▶ _EXCERPT_
▬▬▬▬▬▬

Broadway honky tonks are genuinely worth the hype on a first visit, but go in with a strategy. Start at Robert's Western World official website for classic country and a relatively relaxed crowd compared to the tourist-heavy spots closer to 2nd Avenue. Move up the strip toward Honky Tonk Central around 9 PM when the upper floors fill up with a livelier energy. Skip the cover charges at the newer high-rise bars unless your group is specifically chasing the rooftop views. The street-level honky tonks are the real product.


Pre-book your Lyft home before midnight. The wait at the Broadway curb after 12:30 AM can stretch to 30 to 40 minutes during busy weekends. Smart groups arrange a return ride before they need it.


Saturday: Museums, Neighborhoods, and Real Nashville Food


Saturday morning belongs to brunch, not Broadway. Pancake Pantry in Hillsboro Village has been the city's most famous brunch institution for decades and the line reflects that. If you want something newer and less crowded, Geist in East Nashville requires reservations and rewards them with one of the most interesting menus in the city. For groups who want bottomless mimosas and a party atmosphere, check the bottomless mimosa brunch guide for Nashville for the current best deals by neighborhood.


After brunch, split the afternoon based on your group's interests. Music superfans should head directly to the Country Music Hall of Fame and Museum, a 350,000-square-foot facility with adult tickets at $31.95. Add the Historic RCA Studio B tour where Elvis and Dolly Parton recorded. Budget three hours minimum.


Art and culture travelers should go to the Frist Art Museum instead. Adult admission is $20, under-18 is free, and the Martin ArtQuest interactive gallery is genuinely engaging for mixed-age groups. In 2026, the museum celebrates its 25th anniversary with a strong rotating exhibition program.


Saturday evening is the best night to explore beyond Broadway. The Gulch, Germantown, and East Nashville all come alive after dark with a quieter energy and more local character than the honky tonk strip.

▬▬▬▬▬▬

▶ _JOBS_
A - From the Nashville guide, quote the passage starting at "After brunch, split" and ending at "rotating exhibition program.".
B - Print the rows below word for word, starting at the first row and ending at the row that contains "petal [252,756,262,761]".

Saved data entries:
▬▬▬▬▬▬

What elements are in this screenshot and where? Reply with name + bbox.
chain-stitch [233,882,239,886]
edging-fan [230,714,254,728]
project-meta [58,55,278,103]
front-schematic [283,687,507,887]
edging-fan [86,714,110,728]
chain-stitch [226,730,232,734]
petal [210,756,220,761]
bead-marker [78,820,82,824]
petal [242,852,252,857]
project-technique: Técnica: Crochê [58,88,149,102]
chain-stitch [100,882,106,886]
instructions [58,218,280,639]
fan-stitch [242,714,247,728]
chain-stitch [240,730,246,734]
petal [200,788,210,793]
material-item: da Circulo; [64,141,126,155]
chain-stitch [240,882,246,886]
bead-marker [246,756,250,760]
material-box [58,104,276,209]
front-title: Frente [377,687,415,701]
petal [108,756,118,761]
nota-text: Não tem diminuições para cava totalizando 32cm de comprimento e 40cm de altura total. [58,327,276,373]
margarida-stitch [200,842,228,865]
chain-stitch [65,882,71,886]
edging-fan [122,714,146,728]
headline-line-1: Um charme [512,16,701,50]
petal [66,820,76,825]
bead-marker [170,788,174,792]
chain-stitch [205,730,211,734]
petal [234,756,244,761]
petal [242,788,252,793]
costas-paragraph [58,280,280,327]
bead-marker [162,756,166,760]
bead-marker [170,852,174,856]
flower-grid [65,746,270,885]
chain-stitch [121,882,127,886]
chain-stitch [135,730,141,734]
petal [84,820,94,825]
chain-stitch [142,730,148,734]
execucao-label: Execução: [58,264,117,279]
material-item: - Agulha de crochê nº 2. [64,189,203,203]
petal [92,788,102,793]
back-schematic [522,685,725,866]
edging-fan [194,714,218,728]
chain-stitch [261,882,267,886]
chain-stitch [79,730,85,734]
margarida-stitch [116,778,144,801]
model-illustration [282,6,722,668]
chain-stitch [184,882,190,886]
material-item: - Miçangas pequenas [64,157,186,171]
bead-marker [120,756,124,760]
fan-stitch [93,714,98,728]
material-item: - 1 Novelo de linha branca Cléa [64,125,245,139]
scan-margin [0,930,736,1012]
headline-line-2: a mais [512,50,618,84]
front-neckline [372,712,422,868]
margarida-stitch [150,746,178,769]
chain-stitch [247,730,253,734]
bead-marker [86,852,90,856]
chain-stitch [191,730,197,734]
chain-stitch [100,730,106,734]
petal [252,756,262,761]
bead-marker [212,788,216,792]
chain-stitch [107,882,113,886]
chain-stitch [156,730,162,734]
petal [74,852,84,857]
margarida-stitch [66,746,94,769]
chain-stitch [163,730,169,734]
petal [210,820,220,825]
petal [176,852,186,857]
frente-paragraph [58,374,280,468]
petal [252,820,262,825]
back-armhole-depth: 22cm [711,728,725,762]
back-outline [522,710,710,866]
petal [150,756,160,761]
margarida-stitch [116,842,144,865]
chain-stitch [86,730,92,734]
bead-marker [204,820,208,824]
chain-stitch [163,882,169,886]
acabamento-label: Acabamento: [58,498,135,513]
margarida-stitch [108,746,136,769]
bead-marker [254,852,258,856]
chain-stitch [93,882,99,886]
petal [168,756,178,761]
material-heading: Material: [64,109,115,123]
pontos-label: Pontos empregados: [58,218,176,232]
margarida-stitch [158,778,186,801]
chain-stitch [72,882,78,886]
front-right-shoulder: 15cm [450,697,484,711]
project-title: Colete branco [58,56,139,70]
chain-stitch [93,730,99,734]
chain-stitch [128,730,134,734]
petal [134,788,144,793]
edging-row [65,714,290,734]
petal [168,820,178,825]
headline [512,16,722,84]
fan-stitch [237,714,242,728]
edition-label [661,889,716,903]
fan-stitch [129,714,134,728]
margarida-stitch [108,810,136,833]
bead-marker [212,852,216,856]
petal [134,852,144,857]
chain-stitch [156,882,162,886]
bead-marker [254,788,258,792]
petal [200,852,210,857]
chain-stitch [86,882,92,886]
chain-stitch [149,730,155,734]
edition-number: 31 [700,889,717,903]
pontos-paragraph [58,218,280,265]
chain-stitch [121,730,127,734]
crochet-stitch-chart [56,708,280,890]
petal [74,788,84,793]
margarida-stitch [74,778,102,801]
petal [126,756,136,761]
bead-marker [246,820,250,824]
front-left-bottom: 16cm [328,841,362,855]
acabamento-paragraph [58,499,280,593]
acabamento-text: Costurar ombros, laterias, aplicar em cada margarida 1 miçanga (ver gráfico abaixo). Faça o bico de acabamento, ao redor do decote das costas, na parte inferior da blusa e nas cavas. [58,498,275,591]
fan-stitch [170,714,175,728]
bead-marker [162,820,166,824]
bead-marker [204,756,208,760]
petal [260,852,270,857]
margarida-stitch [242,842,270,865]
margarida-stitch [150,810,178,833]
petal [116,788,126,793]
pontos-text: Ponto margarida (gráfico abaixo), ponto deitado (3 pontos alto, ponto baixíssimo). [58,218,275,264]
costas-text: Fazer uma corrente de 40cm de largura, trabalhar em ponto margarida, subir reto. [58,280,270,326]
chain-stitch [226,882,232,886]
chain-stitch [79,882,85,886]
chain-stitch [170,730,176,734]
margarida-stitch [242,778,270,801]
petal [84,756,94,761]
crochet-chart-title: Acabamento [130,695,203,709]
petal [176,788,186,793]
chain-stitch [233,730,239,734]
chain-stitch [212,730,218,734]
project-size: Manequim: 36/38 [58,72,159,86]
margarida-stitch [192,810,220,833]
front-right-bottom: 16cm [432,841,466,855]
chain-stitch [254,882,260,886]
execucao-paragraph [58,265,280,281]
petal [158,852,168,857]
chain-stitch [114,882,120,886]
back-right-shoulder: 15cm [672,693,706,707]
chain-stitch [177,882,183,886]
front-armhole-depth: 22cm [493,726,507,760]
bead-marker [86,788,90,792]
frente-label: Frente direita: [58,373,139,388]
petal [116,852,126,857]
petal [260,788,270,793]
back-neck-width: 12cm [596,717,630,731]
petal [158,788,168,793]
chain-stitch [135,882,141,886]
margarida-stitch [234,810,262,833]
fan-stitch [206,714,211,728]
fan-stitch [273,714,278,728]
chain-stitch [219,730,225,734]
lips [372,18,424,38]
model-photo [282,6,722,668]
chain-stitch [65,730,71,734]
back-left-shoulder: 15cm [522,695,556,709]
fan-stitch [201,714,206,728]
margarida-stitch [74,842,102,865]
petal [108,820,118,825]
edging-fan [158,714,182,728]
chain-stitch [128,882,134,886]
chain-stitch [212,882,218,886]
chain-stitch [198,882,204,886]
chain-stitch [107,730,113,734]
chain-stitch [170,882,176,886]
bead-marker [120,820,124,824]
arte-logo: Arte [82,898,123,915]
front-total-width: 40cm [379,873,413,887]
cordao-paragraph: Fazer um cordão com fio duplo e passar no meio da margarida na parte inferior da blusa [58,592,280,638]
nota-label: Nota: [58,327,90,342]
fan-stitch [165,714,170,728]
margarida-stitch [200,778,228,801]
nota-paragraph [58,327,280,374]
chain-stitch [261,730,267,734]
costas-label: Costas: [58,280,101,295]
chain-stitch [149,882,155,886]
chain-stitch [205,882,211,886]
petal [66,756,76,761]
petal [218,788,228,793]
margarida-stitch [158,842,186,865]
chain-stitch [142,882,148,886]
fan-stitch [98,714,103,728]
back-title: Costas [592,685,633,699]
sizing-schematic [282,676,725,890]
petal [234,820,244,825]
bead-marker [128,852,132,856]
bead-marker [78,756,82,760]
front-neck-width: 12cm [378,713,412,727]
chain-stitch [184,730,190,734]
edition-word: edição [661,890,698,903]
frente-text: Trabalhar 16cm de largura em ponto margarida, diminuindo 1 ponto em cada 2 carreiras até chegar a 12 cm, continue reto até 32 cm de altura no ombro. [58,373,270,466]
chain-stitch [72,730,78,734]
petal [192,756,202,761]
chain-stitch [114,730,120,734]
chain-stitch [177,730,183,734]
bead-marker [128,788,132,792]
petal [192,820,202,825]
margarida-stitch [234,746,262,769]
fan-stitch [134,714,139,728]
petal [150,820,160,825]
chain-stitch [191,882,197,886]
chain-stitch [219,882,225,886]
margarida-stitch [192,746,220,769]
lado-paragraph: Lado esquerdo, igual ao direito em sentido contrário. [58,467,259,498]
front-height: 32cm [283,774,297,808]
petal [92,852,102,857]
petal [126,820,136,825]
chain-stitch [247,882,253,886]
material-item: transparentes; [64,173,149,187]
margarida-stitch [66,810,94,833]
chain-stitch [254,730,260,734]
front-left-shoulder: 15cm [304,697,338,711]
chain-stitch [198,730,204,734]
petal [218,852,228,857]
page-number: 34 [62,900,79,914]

▬▬▬▬▬▬

▶ _ANSWERS TO THE EXERCISES_
A -
After brunch, split the afternoon based on your group's interests. Music superfans should head directly to the Country Music Hall of Fame and Museum, a 350,000-square-foot facility with adult tickets at $31.95. Add the Historic RCA Studio B tour where Elvis and Dolly Parton recorded. Budget three hours minimum.


Art and culture travelers should go to the Frist Art Museum instead. Adult admission is $20, under-18 is free, and the Martin ArtQuest interactive gallery is genuinely engaging for mixed-age groups. In 2026, the museum celebrates its 25th anniversary with a strong rotating exhibition program.

B -
What elements are in this screenshot and where? Reply with name + bbox.
chain-stitch [233,882,239,886]
edging-fan [230,714,254,728]
project-meta [58,55,278,103]
front-schematic [283,687,507,887]
edging-fan [86,714,110,728]
chain-stitch [226,730,232,734]
petal [210,756,220,761]
bead-marker [78,820,82,824]
petal [242,852,252,857]
project-technique: Técnica: Crochê [58,88,149,102]
chain-stitch [100,882,106,886]
instructions [58,218,280,639]
fan-stitch [242,714,247,728]
chain-stitch [240,730,246,734]
petal [200,788,210,793]
material-item: da Circulo; [64,141,126,155]
chain-stitch [240,882,246,886]
bead-marker [246,756,250,760]
material-box [58,104,276,209]
front-title: Frente [377,687,415,701]
petal [108,756,118,761]
nota-text: Não tem diminuições para cava totalizando 32cm de comprimento e 40cm de altura total. [58,327,276,373]
margarida-stitch [200,842,228,865]
chain-stitch [65,882,71,886]
edging-fan [122,714,146,728]
headline-line-1: Um charme [512,16,701,50]
petal [66,820,76,825]
bead-marker [170,788,174,792]
chain-stitch [205,730,211,734]
petal [234,756,244,761]
petal [242,788,252,793]
costas-paragraph [58,280,280,327]
bead-marker [162,756,166,760]
bead-marker [170,852,174,856]
flower-grid [65,746,270,885]
chain-stitch [121,882,127,886]
chain-stitch [135,730,141,734]
petal [84,820,94,825]
chain-stitch [142,730,148,734]
execucao-label: Execução: [58,264,117,279]
material-item: - Agulha de crochê nº 2. [64,189,203,203]
petal [92,788,102,793]
back-schematic [522,685,725,866]
edging-fan [194,714,218,728]
chain-stitch [261,882,267,886]
chain-stitch [79,730,85,734]
margarida-stitch [116,778,144,801]
model-illustration [282,6,722,668]
chain-stitch [184,882,190,886]
material-item: - Miçangas pequenas [64,157,186,171]
bead-marker [120,756,124,760]
fan-stitch [93,714,98,728]
material-item: - 1 Novelo de linha branca Cléa [64,125,245,139]
scan-margin [0,930,736,1012]
headline-line-2: a mais [512,50,618,84]
front-neckline [372,712,422,868]
margarida-stitch [150,746,178,769]
chain-stitch [247,730,253,734]
bead-marker [86,852,90,856]
chain-stitch [191,730,197,734]
chain-stitch [100,730,106,734]
petal [252,756,262,761]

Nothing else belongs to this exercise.